==== Supplied data
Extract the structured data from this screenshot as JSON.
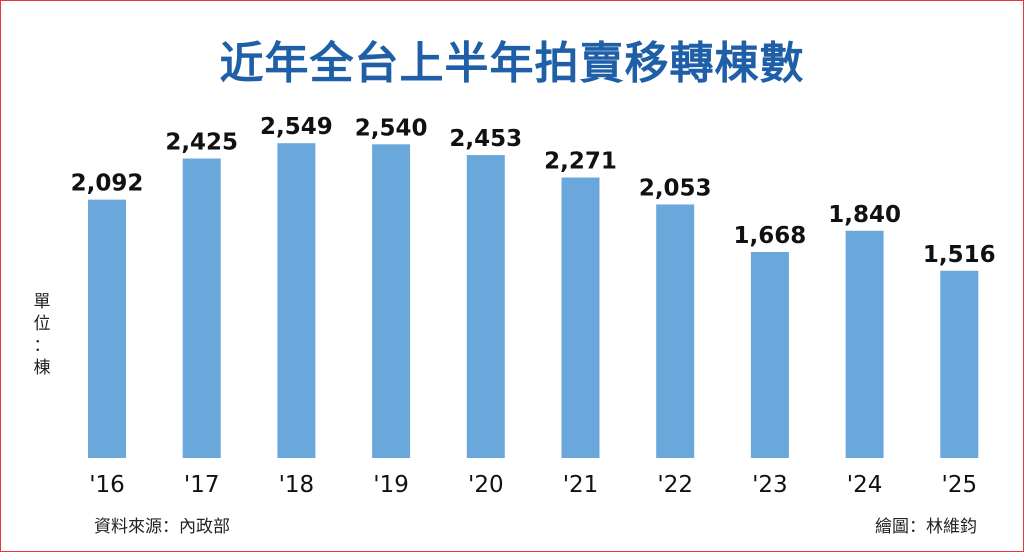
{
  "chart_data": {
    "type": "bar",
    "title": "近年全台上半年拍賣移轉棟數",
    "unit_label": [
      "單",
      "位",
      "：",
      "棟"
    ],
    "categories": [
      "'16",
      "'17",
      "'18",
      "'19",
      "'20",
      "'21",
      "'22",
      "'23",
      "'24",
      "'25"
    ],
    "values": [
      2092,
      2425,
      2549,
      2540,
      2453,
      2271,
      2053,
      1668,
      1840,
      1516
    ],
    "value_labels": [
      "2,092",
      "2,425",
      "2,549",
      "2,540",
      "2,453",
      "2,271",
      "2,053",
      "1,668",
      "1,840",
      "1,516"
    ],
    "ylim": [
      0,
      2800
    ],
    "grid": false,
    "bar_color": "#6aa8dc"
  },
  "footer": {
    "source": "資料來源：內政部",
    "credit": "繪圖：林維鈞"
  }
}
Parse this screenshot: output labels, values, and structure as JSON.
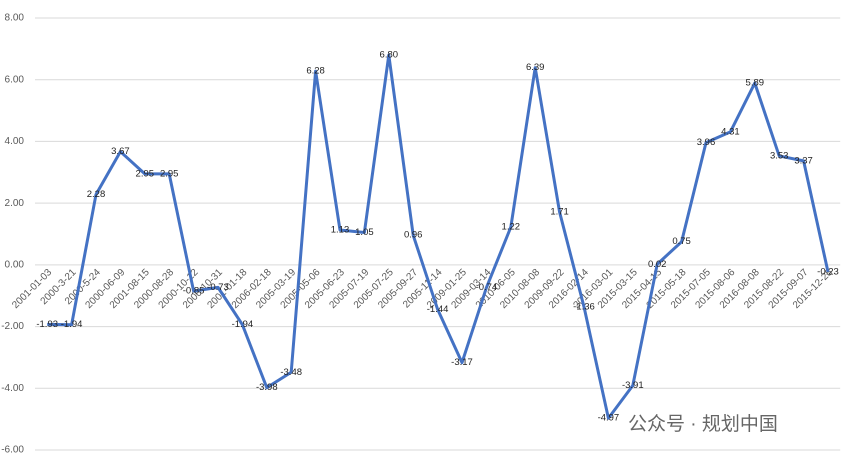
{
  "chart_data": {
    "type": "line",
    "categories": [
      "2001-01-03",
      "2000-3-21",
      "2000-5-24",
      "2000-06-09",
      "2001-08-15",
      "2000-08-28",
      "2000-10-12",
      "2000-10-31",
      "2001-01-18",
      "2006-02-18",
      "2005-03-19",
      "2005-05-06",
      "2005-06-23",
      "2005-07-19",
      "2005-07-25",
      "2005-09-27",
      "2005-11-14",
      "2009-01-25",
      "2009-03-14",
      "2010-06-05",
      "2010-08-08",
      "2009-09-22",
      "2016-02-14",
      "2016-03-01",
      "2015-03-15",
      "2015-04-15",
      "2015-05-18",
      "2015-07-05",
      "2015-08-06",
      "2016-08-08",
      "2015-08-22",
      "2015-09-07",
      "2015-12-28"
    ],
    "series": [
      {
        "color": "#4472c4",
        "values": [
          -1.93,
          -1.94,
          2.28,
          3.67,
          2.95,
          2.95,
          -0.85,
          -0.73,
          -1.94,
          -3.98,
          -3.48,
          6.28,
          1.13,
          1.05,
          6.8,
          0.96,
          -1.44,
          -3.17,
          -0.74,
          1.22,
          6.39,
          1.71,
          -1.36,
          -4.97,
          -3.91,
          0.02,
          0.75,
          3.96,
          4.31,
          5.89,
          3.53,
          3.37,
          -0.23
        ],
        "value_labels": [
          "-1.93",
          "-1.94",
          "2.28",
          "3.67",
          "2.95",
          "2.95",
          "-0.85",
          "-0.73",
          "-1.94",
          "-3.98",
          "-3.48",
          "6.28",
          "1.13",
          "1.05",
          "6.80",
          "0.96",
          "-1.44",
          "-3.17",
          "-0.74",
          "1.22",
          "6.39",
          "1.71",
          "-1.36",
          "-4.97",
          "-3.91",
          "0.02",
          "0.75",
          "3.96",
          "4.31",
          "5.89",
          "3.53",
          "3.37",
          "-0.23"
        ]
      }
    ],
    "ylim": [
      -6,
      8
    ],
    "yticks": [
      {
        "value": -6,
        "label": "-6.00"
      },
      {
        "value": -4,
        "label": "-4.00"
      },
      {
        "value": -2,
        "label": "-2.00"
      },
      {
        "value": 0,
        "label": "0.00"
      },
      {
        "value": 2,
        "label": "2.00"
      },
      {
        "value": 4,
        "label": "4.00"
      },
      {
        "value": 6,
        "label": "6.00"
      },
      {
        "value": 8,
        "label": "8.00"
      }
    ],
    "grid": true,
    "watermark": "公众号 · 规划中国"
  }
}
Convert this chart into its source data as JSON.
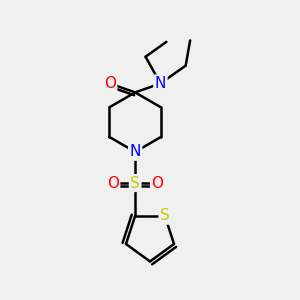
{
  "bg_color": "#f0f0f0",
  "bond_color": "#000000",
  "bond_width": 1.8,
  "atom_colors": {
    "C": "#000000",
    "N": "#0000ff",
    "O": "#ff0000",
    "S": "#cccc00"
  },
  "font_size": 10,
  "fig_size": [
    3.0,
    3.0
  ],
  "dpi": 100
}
========
■ Work to complete
Every line that holds the word "JSON" should be extracted.

■ Problem solution
Extract the structured data from this screenshot as JSON.
Parse this screenshot: output labels, values, and structure as JSON.
Convert this chart into its source data as JSON.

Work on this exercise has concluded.